──────── DATA SHOWN

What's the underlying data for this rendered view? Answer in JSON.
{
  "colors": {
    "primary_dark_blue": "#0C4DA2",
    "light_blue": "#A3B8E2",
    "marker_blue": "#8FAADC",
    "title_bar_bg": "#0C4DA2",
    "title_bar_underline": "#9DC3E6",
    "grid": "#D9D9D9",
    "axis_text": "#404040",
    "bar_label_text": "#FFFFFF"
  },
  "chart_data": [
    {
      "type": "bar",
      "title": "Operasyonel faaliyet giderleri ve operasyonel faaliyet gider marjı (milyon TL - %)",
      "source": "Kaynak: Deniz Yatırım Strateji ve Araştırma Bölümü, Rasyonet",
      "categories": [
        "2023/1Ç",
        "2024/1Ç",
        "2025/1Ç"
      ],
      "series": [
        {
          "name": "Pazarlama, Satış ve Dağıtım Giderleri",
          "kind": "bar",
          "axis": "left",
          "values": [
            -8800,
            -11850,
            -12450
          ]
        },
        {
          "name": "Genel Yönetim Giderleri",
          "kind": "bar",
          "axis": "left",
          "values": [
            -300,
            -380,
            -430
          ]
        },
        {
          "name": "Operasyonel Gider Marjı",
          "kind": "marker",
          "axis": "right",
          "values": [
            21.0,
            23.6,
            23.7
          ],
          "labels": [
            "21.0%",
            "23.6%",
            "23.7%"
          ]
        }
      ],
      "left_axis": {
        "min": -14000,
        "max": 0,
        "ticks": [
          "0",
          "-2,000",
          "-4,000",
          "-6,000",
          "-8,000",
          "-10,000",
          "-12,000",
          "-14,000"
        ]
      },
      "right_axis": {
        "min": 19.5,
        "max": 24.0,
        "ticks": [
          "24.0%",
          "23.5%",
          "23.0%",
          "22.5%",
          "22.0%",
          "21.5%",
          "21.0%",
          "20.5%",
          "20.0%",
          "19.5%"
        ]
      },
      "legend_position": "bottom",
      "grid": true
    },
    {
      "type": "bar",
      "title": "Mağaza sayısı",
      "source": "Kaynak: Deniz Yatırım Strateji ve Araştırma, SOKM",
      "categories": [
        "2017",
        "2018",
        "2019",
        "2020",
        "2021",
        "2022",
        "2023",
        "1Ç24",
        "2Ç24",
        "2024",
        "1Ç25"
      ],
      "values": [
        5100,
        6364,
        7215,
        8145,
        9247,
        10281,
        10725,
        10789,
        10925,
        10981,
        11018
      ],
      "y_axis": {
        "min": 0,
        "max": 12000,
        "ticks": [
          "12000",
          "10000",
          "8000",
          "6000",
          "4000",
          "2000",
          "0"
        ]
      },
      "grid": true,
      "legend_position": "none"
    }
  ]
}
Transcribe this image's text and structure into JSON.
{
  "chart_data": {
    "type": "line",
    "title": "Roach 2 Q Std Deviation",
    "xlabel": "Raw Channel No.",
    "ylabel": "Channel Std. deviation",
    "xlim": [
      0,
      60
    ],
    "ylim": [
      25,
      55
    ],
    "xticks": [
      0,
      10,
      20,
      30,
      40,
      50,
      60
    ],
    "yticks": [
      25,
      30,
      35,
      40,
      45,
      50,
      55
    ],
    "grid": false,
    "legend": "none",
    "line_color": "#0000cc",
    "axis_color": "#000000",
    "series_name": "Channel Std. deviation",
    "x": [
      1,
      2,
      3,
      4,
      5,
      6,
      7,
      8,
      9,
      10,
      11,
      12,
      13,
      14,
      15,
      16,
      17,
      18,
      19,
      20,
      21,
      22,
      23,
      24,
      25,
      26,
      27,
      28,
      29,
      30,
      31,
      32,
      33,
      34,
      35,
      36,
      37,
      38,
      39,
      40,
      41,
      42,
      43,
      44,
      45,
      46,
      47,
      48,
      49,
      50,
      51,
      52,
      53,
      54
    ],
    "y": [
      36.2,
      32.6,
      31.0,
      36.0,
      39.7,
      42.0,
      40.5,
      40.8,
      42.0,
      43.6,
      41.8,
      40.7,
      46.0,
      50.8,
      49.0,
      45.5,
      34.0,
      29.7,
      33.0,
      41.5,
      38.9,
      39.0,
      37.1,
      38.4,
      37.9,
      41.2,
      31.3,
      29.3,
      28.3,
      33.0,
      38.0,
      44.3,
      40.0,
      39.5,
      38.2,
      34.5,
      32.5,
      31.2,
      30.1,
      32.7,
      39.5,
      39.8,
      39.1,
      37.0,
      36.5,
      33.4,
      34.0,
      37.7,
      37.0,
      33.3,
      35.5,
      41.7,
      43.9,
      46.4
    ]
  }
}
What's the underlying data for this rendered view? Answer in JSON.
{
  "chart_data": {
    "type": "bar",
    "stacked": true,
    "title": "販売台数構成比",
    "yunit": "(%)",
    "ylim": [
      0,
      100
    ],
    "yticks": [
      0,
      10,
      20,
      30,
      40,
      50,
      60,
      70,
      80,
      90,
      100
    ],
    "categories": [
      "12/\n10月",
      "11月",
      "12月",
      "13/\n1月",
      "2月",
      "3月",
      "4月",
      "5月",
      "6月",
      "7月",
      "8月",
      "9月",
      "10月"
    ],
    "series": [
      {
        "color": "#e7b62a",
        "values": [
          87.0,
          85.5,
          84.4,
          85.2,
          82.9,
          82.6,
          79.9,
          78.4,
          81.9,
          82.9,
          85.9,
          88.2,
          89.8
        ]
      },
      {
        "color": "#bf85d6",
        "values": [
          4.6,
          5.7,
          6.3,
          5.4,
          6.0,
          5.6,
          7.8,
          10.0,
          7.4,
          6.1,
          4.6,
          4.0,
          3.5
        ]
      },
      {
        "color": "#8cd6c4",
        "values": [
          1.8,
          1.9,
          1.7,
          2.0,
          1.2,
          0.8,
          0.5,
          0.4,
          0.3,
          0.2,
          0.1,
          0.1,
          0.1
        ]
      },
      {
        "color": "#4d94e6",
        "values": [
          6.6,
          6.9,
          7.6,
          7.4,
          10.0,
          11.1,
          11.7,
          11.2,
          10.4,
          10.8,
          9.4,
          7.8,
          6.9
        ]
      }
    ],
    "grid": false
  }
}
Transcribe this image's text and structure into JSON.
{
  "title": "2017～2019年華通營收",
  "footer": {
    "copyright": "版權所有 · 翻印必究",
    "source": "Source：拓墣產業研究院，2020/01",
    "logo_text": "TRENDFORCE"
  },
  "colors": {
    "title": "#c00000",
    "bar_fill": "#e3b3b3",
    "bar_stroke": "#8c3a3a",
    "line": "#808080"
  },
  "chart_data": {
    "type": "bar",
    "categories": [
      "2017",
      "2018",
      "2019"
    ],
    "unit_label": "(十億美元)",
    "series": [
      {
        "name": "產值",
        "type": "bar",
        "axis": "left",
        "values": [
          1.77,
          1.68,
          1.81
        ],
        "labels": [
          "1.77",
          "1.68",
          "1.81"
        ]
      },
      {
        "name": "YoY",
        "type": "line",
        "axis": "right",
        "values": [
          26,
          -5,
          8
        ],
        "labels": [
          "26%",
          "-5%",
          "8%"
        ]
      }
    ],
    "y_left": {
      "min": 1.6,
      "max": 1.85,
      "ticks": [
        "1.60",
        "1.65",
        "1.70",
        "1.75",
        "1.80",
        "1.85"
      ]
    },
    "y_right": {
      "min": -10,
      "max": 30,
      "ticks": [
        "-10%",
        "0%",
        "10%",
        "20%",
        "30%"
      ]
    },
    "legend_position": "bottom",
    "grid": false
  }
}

────────────────

PROMPT: Copy out every line from the material above in which the word "Channel" appears.

ANSWER TO THIS TASK:
    "xlabel": "Raw Channel No.",
    "ylabel": "Channel Std. deviation",
    "series_name": "Channel Std. deviation",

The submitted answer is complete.